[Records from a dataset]

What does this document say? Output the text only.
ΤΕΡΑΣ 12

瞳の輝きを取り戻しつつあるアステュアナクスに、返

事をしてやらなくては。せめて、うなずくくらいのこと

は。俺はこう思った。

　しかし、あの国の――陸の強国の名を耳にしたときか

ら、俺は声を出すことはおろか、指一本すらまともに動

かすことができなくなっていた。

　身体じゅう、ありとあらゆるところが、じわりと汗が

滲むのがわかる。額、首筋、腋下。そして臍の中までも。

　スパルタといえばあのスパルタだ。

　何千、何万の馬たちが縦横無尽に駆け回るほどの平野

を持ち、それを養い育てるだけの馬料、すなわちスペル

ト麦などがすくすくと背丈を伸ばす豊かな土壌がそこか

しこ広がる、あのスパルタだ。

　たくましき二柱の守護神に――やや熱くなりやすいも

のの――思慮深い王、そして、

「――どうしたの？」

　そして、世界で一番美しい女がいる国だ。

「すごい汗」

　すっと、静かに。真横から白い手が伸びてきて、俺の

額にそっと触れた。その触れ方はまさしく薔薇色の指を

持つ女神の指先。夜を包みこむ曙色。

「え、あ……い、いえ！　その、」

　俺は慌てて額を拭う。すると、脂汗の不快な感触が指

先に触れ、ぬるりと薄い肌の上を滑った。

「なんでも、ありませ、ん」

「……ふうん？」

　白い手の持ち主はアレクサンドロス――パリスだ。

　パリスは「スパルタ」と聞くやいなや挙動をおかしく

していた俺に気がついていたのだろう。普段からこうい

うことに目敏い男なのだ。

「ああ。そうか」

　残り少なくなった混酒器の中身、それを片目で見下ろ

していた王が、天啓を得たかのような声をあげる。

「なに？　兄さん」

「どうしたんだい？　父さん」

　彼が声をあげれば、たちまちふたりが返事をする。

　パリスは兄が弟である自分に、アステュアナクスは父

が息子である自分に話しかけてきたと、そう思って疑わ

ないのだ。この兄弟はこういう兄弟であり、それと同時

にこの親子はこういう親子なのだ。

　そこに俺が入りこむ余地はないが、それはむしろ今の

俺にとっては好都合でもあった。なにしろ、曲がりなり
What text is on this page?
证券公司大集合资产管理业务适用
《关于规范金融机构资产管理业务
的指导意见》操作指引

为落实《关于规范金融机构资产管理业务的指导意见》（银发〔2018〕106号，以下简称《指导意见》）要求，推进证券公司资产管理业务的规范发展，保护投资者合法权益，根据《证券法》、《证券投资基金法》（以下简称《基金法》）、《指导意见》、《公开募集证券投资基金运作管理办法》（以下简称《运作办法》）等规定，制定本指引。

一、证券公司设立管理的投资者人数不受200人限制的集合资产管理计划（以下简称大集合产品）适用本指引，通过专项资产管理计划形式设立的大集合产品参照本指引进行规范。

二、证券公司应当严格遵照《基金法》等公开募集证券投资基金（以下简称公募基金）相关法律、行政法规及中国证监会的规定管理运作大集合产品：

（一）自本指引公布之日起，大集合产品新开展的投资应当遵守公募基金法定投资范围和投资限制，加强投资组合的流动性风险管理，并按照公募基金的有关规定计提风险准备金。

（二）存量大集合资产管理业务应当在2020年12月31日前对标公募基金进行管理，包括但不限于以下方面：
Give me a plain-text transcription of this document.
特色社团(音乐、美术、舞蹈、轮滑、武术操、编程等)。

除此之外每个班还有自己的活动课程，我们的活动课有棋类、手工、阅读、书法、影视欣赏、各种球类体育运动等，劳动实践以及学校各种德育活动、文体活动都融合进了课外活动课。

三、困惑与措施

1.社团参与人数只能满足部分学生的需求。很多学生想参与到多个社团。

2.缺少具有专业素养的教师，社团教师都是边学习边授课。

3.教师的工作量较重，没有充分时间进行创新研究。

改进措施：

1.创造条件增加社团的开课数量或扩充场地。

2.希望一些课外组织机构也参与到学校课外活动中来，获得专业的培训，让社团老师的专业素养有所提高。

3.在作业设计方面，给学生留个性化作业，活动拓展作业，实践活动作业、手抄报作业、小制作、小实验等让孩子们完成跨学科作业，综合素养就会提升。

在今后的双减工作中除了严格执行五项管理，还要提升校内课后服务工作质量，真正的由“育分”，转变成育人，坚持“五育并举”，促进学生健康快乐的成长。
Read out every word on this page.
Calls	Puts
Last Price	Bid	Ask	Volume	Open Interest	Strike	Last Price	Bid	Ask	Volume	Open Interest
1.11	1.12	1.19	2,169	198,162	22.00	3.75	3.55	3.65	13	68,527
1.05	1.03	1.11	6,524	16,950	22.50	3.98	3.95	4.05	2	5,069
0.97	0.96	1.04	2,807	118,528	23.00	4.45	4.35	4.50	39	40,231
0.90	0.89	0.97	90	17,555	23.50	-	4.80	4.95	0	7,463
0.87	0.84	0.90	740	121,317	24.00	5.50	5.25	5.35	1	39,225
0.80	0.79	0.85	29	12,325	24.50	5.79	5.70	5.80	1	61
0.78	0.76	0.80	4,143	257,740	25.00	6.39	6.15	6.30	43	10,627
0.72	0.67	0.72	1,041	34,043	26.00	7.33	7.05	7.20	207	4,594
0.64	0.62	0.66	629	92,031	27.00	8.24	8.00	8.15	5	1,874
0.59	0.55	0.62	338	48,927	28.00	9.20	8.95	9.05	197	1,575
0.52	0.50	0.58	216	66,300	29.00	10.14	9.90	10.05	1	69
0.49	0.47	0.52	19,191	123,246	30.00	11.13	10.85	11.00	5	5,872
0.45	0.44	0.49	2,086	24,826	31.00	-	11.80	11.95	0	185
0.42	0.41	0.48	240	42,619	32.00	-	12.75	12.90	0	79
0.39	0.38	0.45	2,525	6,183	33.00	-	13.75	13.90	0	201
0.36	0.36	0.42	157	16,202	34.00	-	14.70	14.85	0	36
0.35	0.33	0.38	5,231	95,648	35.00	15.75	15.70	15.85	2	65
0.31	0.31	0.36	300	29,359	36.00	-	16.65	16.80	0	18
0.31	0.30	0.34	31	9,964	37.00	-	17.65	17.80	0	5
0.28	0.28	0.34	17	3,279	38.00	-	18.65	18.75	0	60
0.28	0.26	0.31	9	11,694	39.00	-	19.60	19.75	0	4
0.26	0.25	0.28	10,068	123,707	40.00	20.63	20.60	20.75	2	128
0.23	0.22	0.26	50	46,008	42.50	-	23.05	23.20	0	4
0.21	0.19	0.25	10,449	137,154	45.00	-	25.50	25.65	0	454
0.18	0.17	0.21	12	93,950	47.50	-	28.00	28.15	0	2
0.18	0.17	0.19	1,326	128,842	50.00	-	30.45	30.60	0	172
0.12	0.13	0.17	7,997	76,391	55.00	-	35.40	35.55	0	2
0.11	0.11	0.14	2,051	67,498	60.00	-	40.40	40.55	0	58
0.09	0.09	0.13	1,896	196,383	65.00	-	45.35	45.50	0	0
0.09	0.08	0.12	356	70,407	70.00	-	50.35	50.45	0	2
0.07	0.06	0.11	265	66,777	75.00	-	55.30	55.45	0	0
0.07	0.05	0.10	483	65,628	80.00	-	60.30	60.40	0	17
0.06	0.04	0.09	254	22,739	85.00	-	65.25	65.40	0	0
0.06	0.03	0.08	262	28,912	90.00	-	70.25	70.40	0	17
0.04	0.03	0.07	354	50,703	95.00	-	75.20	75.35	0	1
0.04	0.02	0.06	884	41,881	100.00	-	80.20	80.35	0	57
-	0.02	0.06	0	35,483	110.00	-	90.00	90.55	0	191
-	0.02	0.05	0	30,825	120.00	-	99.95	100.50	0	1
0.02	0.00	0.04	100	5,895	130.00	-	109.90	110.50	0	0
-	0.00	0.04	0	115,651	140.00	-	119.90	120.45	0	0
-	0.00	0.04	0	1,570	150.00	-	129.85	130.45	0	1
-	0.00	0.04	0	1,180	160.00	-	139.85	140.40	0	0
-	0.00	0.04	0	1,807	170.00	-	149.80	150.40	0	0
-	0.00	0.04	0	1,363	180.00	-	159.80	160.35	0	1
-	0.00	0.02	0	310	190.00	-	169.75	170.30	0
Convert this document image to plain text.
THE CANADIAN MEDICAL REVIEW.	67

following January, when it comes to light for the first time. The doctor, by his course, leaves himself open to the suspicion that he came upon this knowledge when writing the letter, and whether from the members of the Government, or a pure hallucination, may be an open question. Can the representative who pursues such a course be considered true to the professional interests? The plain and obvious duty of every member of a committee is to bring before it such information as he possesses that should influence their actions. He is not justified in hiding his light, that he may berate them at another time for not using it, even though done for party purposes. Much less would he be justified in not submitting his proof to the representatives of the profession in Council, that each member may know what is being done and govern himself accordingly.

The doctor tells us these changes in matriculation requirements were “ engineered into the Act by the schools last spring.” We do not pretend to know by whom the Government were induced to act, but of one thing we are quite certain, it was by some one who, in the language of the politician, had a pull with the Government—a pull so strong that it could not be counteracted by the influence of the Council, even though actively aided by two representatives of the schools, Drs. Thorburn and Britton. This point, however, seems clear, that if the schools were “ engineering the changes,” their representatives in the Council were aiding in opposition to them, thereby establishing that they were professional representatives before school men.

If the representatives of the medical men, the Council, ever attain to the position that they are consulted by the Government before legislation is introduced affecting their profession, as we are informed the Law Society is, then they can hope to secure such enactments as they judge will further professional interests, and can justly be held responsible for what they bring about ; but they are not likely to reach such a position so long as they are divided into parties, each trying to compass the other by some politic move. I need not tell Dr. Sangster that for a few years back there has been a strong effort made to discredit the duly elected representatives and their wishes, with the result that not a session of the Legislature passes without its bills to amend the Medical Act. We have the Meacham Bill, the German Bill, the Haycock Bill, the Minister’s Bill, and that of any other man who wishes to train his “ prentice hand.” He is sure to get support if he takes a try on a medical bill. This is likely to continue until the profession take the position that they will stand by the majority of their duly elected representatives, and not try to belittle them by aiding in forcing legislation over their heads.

STATED EXERCISE
Using the material above, gather every line that includes "page".

THE REPLY
What text is on this page?
Read out every word on this page.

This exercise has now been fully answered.